━━━━━ Input data

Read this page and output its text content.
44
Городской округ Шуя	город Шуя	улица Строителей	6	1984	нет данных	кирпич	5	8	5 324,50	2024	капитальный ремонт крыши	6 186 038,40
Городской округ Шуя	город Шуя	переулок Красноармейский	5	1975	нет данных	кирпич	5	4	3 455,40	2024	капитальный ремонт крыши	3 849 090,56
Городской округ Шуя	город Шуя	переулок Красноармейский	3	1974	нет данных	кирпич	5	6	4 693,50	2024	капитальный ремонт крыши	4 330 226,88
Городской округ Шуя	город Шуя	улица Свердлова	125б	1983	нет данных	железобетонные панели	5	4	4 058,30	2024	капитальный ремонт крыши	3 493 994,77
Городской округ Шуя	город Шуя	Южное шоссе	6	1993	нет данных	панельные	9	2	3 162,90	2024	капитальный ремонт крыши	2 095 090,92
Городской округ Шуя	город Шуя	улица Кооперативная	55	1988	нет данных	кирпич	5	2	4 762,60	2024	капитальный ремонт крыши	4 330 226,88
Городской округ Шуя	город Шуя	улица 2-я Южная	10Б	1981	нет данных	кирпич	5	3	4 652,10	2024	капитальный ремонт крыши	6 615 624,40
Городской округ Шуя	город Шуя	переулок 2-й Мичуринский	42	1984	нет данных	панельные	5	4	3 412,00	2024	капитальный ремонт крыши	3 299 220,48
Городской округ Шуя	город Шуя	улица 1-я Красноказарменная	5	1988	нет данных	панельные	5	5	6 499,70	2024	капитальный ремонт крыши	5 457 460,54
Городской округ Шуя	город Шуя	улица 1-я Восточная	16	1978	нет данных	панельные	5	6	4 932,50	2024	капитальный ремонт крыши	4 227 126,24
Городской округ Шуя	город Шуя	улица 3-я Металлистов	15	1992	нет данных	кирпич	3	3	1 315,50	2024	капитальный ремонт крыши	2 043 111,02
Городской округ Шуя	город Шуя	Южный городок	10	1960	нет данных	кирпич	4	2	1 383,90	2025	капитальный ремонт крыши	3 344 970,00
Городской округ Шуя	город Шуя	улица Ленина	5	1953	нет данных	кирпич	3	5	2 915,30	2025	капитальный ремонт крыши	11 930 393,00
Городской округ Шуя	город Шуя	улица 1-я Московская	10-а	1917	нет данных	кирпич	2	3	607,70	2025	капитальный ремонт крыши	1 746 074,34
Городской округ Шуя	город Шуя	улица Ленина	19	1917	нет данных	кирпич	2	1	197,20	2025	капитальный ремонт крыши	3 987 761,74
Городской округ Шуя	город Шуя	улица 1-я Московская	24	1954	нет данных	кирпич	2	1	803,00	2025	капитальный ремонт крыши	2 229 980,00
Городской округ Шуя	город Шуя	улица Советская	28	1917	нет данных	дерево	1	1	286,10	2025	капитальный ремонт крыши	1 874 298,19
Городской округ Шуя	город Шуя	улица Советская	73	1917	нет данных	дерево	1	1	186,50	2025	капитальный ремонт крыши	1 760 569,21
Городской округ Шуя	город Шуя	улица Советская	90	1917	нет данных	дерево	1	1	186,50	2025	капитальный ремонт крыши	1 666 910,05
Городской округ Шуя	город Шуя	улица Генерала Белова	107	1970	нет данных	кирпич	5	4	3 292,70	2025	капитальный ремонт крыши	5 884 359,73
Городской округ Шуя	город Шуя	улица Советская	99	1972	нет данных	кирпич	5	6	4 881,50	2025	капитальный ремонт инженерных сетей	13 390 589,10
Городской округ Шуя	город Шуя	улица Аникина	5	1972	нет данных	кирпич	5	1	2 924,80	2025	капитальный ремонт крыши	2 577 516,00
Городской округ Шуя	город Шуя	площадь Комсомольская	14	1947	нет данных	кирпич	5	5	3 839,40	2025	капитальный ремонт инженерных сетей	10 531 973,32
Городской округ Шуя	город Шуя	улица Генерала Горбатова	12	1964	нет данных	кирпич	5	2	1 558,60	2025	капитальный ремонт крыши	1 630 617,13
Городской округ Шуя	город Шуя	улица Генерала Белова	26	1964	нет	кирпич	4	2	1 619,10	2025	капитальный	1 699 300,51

━━━━━━━━━━

Exercise details: Pull out the lines above in which the word "Московская" appears.

The answer:
Городской округ Шуя	город Шуя	улица 1-я Московская	10-а	1917	нет данных	кирпич	2	3	607,70	2025	капитальный ремонт крыши	1 746 074,34
Городской округ Шуя	город Шуя	улица 1-я Московская	24	1954	нет данных	кирпич	2	1	803,00	2025	капитальный ремонт крыши	2 229 980,00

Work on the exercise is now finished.